Exercise -
Take each line containing the word "included" and copy it.

_ _ _ _

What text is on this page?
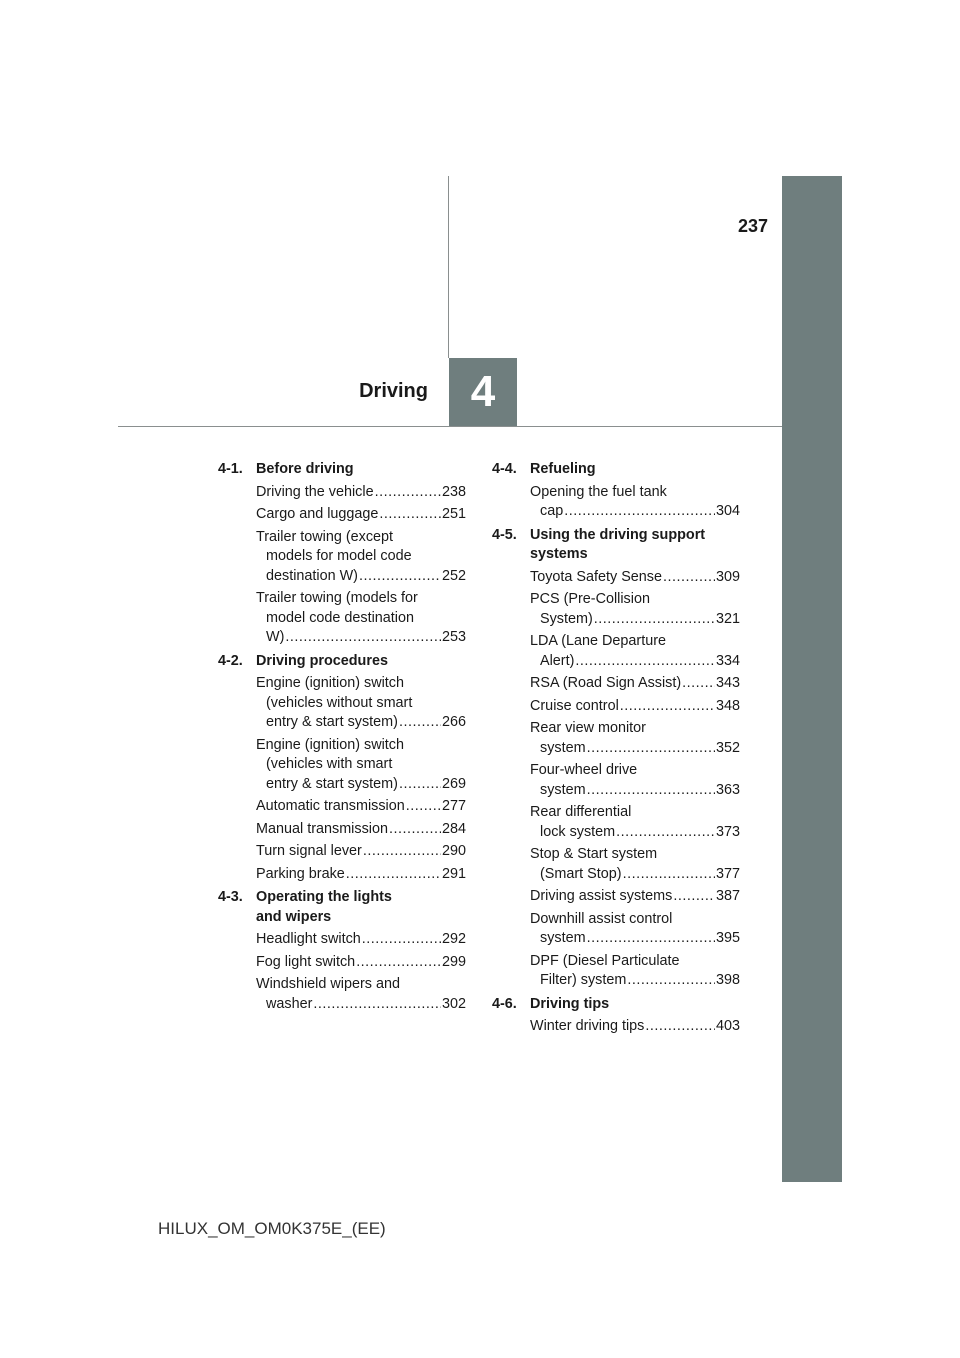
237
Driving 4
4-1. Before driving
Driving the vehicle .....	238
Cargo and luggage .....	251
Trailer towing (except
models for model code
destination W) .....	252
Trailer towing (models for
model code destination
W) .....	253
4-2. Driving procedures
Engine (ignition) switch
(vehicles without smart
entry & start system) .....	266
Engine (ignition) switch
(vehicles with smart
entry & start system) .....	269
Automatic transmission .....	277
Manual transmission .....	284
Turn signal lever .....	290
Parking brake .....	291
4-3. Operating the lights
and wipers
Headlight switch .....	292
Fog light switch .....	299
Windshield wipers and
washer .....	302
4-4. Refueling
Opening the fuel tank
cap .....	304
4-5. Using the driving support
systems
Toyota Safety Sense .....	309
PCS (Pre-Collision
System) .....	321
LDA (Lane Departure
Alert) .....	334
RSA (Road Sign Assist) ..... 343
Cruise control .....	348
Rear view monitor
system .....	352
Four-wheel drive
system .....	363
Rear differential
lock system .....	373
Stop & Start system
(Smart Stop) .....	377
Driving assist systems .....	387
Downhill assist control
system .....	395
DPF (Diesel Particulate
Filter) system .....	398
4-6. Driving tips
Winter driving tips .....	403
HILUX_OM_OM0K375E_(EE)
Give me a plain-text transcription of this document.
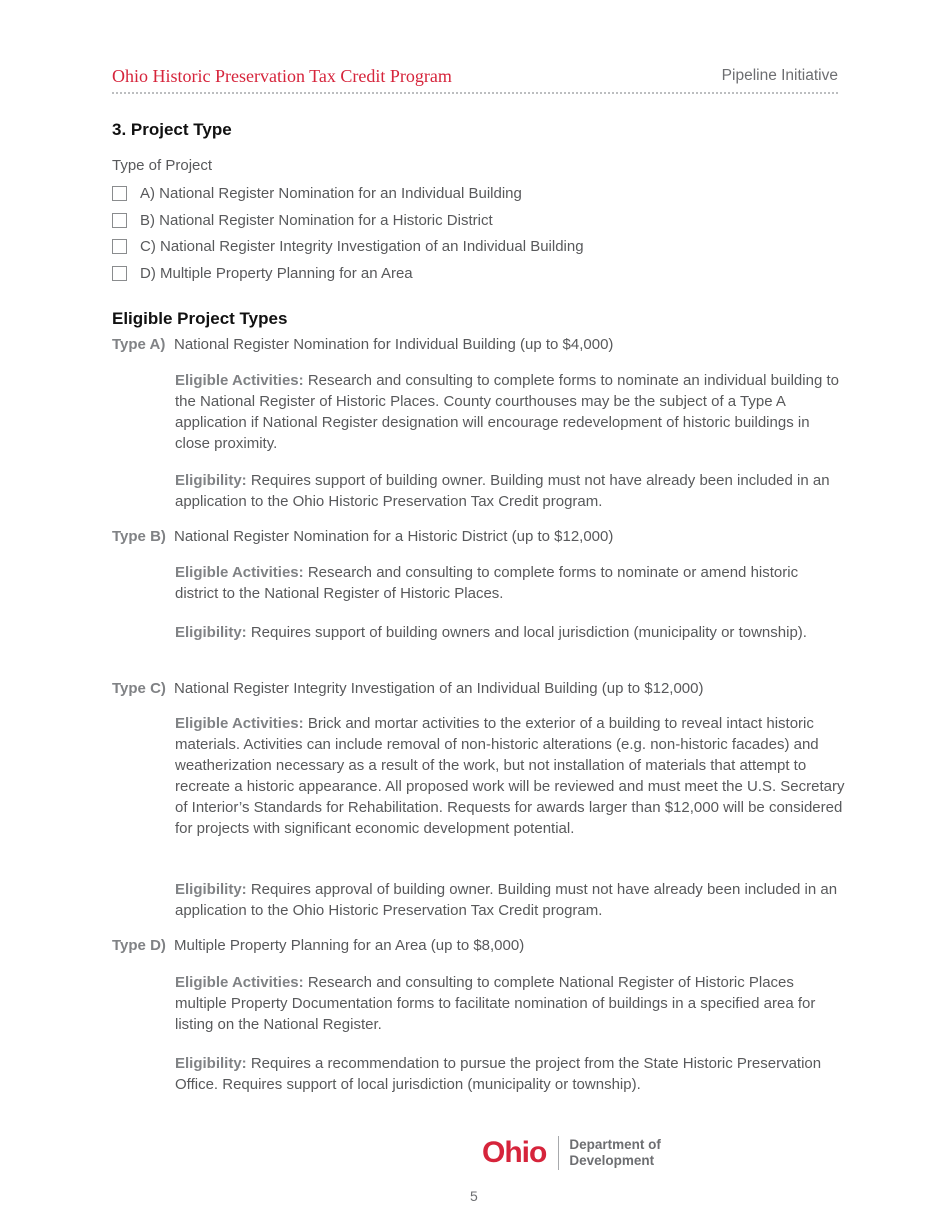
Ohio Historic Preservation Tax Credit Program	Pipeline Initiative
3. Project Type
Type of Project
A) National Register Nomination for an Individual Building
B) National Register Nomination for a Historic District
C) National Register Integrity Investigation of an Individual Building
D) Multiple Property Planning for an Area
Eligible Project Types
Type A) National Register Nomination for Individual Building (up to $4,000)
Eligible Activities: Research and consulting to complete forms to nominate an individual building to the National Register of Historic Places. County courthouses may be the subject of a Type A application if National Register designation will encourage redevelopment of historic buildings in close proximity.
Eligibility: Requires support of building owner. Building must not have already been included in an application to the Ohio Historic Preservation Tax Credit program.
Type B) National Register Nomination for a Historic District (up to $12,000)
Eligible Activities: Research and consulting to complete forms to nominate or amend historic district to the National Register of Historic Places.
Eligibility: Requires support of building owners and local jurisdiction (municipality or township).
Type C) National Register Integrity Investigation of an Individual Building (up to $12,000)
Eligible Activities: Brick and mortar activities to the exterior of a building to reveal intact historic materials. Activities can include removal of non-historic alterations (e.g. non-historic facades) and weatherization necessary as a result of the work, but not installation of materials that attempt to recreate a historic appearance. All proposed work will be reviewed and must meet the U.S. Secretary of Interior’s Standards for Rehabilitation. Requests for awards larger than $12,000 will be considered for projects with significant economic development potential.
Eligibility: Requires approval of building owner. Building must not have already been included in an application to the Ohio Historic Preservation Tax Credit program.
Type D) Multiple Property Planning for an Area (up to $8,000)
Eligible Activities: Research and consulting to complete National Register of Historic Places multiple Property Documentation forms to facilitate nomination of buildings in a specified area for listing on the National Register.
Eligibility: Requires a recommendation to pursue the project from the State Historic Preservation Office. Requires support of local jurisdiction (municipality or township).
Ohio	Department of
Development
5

_ _ _ _

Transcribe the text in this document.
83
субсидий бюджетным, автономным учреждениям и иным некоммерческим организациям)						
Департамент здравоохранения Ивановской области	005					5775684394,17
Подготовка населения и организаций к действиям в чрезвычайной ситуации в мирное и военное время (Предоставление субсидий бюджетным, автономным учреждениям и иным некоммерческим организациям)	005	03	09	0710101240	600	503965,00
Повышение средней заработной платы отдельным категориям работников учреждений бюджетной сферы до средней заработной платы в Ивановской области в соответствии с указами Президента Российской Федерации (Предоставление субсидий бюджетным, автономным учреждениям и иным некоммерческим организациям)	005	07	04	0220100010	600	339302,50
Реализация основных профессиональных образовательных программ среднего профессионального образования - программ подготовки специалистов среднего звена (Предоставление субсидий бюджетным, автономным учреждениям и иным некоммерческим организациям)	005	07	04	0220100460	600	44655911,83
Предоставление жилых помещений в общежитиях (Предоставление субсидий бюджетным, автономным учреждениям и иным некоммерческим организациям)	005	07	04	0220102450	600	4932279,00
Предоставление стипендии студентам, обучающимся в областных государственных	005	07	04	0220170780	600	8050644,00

_ _ _ _

Answer in full -
Eligibility: Requires support of building owner. Building must not have already been included in an application to the Ohio Historic Preservation Tax Credit program.
Eligibility: Requires approval of building owner. Building must not have already been included in an application to the Ohio Historic Preservation Tax Credit program.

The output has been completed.